# Given task:
Retype the records that come next, word for word.

Records excerpted from a collection

________________________

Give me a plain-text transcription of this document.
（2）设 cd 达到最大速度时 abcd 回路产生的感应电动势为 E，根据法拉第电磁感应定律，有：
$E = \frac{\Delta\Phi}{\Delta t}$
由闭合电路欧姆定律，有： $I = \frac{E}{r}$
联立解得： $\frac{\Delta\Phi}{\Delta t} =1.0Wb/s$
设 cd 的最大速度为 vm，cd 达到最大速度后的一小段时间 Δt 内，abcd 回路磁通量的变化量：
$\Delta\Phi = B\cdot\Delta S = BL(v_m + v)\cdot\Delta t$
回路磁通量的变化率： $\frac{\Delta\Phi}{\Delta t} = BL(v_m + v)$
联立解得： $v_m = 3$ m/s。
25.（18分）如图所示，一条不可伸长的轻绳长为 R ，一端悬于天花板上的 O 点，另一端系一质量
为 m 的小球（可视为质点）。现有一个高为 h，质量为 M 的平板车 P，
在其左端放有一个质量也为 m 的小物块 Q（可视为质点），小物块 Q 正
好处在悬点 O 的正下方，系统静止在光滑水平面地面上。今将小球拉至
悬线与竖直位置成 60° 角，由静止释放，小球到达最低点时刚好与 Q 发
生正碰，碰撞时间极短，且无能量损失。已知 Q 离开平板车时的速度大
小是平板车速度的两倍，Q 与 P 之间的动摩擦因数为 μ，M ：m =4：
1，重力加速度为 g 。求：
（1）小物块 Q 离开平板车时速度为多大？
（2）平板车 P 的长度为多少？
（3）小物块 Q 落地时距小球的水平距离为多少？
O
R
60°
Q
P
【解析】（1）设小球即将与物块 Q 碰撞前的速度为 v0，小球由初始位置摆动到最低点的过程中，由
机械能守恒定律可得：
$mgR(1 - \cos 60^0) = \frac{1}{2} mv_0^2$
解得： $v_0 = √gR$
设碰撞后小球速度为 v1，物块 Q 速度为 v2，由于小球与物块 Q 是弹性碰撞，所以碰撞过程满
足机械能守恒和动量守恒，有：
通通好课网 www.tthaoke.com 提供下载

________________________

# Task solution:
Give me a plain-text transcription of this document.
（2）设 cd 达到最大速度时 abcd 回路产生的感应电动势为 E，根据法拉第电磁感应定律，有：
$E = \frac{\Delta\Phi}{\Delta t}$
由闭合电路欧姆定律，有： $I = \frac{E}{r}$
联立解得： $\frac{\Delta\Phi}{\Delta t} =1.0Wb/s$
设 cd 的最大速度为 vm，cd 达到最大速度后的一小段时间 Δt 内，abcd 回路磁通量的变化量：
$\Delta\Phi = B\cdot\Delta S = BL(v_m + v)\cdot\Delta t$
回路磁通量的变化率： $\frac{\Delta\Phi}{\Delta t} = BL(v_m + v)$
联立解得： $v_m = 3$ m/s。
25.（18分）如图所示，一条不可伸长的轻绳长为 R ，一端悬于天花板上的 O 点，另一端系一质量
为 m 的小球（可视为质点）。现有一个高为 h，质量为 M 的平板车 P，
在其左端放有一个质量也为 m 的小物块 Q（可视为质点），小物块 Q 正
好处在悬点 O 的正下方，系统静止在光滑水平面地面上。今将小球拉至
悬线与竖直位置成 60° 角，由静止释放，小球到达最低点时刚好与 Q 发
生正碰，碰撞时间极短，且无能量损失。已知 Q 离开平板车时的速度大
小是平板车速度的两倍，Q 与 P 之间的动摩擦因数为 μ，M ：m =4：
1，重力加速度为 g 。求：
（1）小物块 Q 离开平板车时速度为多大？
（2）平板车 P 的长度为多少？
（3）小物块 Q 落地时距小球的水平距离为多少？
O
R
60°
Q
P
【解析】（1）设小球即将与物块 Q 碰撞前的速度为 v0，小球由初始位置摆动到最低点的过程中，由
机械能守恒定律可得：
$mgR(1 - \cos 60^0) = \frac{1}{2} mv_0^2$
解得： $v_0 = √gR$
设碰撞后小球速度为 v1，物块 Q 速度为 v2，由于小球与物块 Q 是弹性碰撞，所以碰撞过程满
足机械能守恒和动量守恒，有：
通通好课网 www.tthaoke.com 提供下载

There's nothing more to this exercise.